_INSTRUCTIONS TO FOLLOW_:
Present the data once more in exactly its original form.

_MATERIAL SHOWN_:
╭──

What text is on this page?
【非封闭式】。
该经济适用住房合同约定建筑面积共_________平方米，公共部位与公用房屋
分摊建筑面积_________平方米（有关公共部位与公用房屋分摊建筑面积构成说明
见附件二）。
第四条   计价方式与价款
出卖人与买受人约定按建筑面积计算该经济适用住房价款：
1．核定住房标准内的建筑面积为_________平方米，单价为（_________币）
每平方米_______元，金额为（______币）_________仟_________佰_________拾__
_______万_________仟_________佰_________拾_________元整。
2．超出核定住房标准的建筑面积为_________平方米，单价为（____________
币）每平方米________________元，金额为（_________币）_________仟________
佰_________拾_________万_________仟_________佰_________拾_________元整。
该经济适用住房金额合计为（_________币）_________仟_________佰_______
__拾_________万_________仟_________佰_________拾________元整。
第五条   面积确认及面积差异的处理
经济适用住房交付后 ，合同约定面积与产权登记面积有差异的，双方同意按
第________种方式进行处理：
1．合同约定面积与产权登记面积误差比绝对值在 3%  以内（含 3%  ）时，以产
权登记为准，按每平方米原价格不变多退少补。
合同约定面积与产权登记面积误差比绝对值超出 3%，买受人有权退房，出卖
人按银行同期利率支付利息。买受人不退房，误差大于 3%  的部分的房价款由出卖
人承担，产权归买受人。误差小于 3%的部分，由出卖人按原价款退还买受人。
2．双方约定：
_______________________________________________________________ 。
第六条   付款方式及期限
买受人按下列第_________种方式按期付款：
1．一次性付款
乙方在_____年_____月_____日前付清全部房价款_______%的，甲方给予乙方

╰──

_RIGHT ANSWER_:
What text is on this page?
【非封闭式】。
该经济适用住房合同约定建筑面积共_________平方米，公共部位与公用房屋
分摊建筑面积_________平方米（有关公共部位与公用房屋分摊建筑面积构成说明
见附件二）。
第四条   计价方式与价款
出卖人与买受人约定按建筑面积计算该经济适用住房价款：
1．核定住房标准内的建筑面积为_________平方米，单价为（_________币）
每平方米_______元，金额为（______币）_________仟_________佰_________拾__
_______万_________仟_________佰_________拾_________元整。
2．超出核定住房标准的建筑面积为_________平方米，单价为（____________
币）每平方米________________元，金额为（_________币）_________仟________
佰_________拾_________万_________仟_________佰_________拾_________元整。
该经济适用住房金额合计为（_________币）_________仟_________佰_______
__拾_________万_________仟_________佰_________拾________元整。
第五条   面积确认及面积差异的处理
经济适用住房交付后 ，合同约定面积与产权登记面积有差异的，双方同意按
第________种方式进行处理：
1．合同约定面积与产权登记面积误差比绝对值在 3%  以内（含 3%  ）时，以产
权登记为准，按每平方米原价格不变多退少补。
合同约定面积与产权登记面积误差比绝对值超出 3%，买受人有权退房，出卖
人按银行同期利率支付利息。买受人不退房，误差大于 3%  的部分的房价款由出卖
人承担，产权归买受人。误差小于 3%的部分，由出卖人按原价款退还买受人。
2．双方约定：
_______________________________________________________________ 。
第六条   付款方式及期限
买受人按下列第_________种方式按期付款：
1．一次性付款
乙方在_____年_____月_____日前付清全部房价款_______%的，甲方给予乙方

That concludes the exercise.